[THE PROBLEM]: Copy each line where the word "average" occurs.

[EXTRACTED INFORMATION]:

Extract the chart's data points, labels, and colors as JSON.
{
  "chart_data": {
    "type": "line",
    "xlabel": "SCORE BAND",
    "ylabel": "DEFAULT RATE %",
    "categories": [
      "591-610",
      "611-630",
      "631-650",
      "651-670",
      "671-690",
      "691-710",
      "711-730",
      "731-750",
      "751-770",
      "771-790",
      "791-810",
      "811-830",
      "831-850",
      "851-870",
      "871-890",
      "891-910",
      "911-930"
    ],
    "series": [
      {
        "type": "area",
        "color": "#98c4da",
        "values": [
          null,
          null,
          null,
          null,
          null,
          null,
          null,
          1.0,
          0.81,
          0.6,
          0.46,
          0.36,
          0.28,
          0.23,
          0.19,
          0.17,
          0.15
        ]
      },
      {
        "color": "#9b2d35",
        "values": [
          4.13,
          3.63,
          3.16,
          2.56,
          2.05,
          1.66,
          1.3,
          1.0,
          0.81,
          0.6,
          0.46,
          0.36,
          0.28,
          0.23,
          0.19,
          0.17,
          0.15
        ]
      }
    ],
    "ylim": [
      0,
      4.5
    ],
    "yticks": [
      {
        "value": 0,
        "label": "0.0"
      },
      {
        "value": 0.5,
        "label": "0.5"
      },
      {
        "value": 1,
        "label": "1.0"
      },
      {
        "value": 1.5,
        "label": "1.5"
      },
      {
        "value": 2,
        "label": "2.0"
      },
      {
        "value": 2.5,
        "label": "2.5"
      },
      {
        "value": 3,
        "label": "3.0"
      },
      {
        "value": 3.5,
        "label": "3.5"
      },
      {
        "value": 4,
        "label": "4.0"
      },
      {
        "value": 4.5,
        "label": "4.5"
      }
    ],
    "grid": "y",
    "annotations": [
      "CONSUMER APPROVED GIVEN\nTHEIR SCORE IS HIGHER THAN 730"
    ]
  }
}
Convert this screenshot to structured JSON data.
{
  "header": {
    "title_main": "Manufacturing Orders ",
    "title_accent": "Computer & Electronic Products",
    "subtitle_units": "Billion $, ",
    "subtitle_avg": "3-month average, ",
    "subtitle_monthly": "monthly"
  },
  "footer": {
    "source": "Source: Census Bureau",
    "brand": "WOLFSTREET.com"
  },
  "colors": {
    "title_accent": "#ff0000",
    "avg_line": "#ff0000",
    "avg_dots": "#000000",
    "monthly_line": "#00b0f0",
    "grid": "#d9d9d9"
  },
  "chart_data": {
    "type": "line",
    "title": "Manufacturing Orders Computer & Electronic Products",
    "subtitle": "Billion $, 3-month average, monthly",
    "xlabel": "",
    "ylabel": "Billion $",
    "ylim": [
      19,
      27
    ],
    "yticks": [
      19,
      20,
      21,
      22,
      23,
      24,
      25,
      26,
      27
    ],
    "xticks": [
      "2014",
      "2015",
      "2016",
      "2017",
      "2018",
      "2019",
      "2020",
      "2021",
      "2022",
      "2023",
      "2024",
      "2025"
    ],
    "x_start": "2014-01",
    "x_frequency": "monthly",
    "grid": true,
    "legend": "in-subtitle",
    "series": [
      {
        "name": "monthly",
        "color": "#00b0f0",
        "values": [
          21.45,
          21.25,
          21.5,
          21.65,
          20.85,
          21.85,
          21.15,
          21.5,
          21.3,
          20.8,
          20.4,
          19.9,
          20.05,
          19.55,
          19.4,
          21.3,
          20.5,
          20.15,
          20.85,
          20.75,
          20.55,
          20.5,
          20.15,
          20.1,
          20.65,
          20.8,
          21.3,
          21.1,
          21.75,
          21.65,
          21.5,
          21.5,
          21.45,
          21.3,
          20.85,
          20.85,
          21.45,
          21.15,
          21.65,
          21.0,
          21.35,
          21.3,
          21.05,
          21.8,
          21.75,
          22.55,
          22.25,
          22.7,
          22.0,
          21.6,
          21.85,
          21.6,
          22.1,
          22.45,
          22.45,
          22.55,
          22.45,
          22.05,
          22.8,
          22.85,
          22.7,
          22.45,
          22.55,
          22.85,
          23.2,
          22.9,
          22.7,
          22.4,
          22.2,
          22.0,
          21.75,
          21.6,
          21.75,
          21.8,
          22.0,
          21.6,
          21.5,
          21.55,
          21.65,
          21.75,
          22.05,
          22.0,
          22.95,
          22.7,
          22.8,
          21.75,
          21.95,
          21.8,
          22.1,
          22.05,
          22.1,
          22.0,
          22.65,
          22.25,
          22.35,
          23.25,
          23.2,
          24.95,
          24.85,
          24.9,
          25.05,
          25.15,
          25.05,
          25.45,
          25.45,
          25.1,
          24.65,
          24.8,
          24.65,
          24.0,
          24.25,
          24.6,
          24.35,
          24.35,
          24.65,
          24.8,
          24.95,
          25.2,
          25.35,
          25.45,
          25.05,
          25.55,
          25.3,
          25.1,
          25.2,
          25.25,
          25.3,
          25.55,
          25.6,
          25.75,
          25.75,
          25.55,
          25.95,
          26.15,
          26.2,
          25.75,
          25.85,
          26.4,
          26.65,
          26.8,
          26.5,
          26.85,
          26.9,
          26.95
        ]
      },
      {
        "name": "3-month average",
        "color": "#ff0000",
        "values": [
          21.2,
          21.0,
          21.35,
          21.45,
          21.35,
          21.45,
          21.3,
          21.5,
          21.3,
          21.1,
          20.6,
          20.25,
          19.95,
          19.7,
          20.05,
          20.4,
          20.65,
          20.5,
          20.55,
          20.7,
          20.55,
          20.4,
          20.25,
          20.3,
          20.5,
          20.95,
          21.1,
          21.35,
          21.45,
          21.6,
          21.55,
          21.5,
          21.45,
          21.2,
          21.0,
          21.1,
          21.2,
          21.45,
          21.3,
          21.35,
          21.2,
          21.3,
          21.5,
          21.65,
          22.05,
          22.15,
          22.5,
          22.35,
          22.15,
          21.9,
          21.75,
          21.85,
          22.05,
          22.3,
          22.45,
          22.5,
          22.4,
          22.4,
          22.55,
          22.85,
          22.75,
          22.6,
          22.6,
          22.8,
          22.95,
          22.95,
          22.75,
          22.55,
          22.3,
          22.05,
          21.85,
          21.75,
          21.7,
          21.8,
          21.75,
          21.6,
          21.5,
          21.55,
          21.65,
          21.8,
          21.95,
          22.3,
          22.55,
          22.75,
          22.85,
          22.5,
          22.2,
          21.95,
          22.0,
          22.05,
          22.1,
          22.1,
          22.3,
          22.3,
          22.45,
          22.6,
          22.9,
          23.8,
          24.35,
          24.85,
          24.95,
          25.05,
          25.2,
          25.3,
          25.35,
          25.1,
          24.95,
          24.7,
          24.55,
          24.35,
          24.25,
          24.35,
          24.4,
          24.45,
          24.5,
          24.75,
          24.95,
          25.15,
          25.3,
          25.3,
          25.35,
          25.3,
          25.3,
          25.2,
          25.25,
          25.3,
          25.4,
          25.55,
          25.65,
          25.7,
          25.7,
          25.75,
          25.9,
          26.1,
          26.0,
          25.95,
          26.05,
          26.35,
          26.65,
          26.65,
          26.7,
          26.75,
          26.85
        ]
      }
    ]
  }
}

[TASK ANSWER]:
    "subtitle_avg": "3-month average, ",
    "subtitle": "Billion $, 3-month average, monthly",
        "name": "3-month average",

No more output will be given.